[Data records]
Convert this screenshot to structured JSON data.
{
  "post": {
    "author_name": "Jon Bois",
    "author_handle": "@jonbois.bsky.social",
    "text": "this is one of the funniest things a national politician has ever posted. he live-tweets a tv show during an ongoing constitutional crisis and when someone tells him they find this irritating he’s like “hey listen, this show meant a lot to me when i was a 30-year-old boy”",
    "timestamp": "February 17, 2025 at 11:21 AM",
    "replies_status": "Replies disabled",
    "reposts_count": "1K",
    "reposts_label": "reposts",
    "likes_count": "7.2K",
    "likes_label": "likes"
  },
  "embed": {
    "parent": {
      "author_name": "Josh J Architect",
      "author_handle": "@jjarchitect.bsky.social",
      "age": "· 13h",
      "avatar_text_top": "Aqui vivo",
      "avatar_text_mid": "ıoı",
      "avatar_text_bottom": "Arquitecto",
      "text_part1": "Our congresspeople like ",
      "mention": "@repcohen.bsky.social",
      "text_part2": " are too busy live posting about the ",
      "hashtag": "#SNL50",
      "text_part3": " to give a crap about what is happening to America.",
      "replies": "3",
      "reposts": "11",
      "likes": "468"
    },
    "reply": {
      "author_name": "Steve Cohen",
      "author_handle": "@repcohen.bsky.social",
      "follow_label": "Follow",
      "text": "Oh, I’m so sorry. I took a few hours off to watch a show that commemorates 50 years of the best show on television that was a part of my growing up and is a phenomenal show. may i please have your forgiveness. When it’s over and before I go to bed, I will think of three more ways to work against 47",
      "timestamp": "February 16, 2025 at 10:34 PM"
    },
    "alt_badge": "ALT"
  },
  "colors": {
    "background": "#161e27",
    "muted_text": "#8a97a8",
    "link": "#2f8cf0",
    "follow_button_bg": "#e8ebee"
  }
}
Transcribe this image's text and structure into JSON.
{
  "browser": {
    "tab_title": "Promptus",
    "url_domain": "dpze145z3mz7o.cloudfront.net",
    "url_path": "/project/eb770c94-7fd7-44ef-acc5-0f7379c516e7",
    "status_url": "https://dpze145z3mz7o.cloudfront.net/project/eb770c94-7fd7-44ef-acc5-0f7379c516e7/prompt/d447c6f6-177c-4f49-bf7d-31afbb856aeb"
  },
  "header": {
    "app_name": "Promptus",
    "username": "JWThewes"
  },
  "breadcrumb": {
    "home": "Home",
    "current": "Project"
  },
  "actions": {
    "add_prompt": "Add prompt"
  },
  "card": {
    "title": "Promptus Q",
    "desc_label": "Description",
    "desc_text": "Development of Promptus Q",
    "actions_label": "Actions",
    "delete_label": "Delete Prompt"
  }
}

WHAT TO PRODUCE:
Your task is to quote all of the data word for word.

WORKED SOLUTION:
Convert this screenshot to structured JSON data.
{
  "post": {
    "author_name": "Jon Bois",
    "author_handle": "@jonbois.bsky.social",
    "text": "this is one of the funniest things a national politician has ever posted. he live-tweets a tv show during an ongoing constitutional crisis and when someone tells him they find this irritating he’s like “hey listen, this show meant a lot to me when i was a 30-year-old boy”",
    "timestamp": "February 17, 2025 at 11:21 AM",
    "replies_status": "Replies disabled",
    "reposts_count": "1K",
    "reposts_label": "reposts",
    "likes_count": "7.2K",
    "likes_label": "likes"
  },
  "embed": {
    "parent": {
      "author_name": "Josh J Architect",
      "author_handle": "@jjarchitect.bsky.social",
      "age": "· 13h",
      "avatar_text_top": "Aqui vivo",
      "avatar_text_mid": "ıoı",
      "avatar_text_bottom": "Arquitecto",
      "text_part1": "Our congresspeople like ",
      "mention": "@repcohen.bsky.social",
      "text_part2": " are too busy live posting about the ",
      "hashtag": "#SNL50",
      "text_part3": " to give a crap about what is happening to America.",
      "replies": "3",
      "reposts": "11",
      "likes": "468"
    },
    "reply": {
      "author_name": "Steve Cohen",
      "author_handle": "@repcohen.bsky.social",
      "follow_label": "Follow",
      "text": "Oh, I’m so sorry. I took a few hours off to watch a show that commemorates 50 years of the best show on television that was a part of my growing up and is a phenomenal show. may i please have your forgiveness. When it’s over and before I go to bed, I will think of three more ways to work against 47",
      "timestamp": "February 16, 2025 at 10:34 PM"
    },
    "alt_badge": "ALT"
  },
  "colors": {
    "background": "#161e27",
    "muted_text": "#8a97a8",
    "link": "#2f8cf0",
    "follow_button_bg": "#e8ebee"
  }
}
Transcribe this image's text and structure into JSON.
{
  "browser": {
    "tab_title": "Promptus",
    "url_domain": "dpze145z3mz7o.cloudfront.net",
    "url_path": "/project/eb770c94-7fd7-44ef-acc5-0f7379c516e7",
    "status_url": "https://dpze145z3mz7o.cloudfront.net/project/eb770c94-7fd7-44ef-acc5-0f7379c516e7/prompt/d447c6f6-177c-4f49-bf7d-31afbb856aeb"
  },
  "header": {
    "app_name": "Promptus",
    "username": "JWThewes"
  },
  "breadcrumb": {
    "home": "Home",
    "current": "Project"
  },
  "actions": {
    "add_prompt": "Add prompt"
  },
  "card": {
    "title": "Promptus Q",
    "desc_label": "Description",
    "desc_text": "Development of Promptus Q",
    "actions_label": "Actions",
    "delete_label": "Delete Prompt"
  }
}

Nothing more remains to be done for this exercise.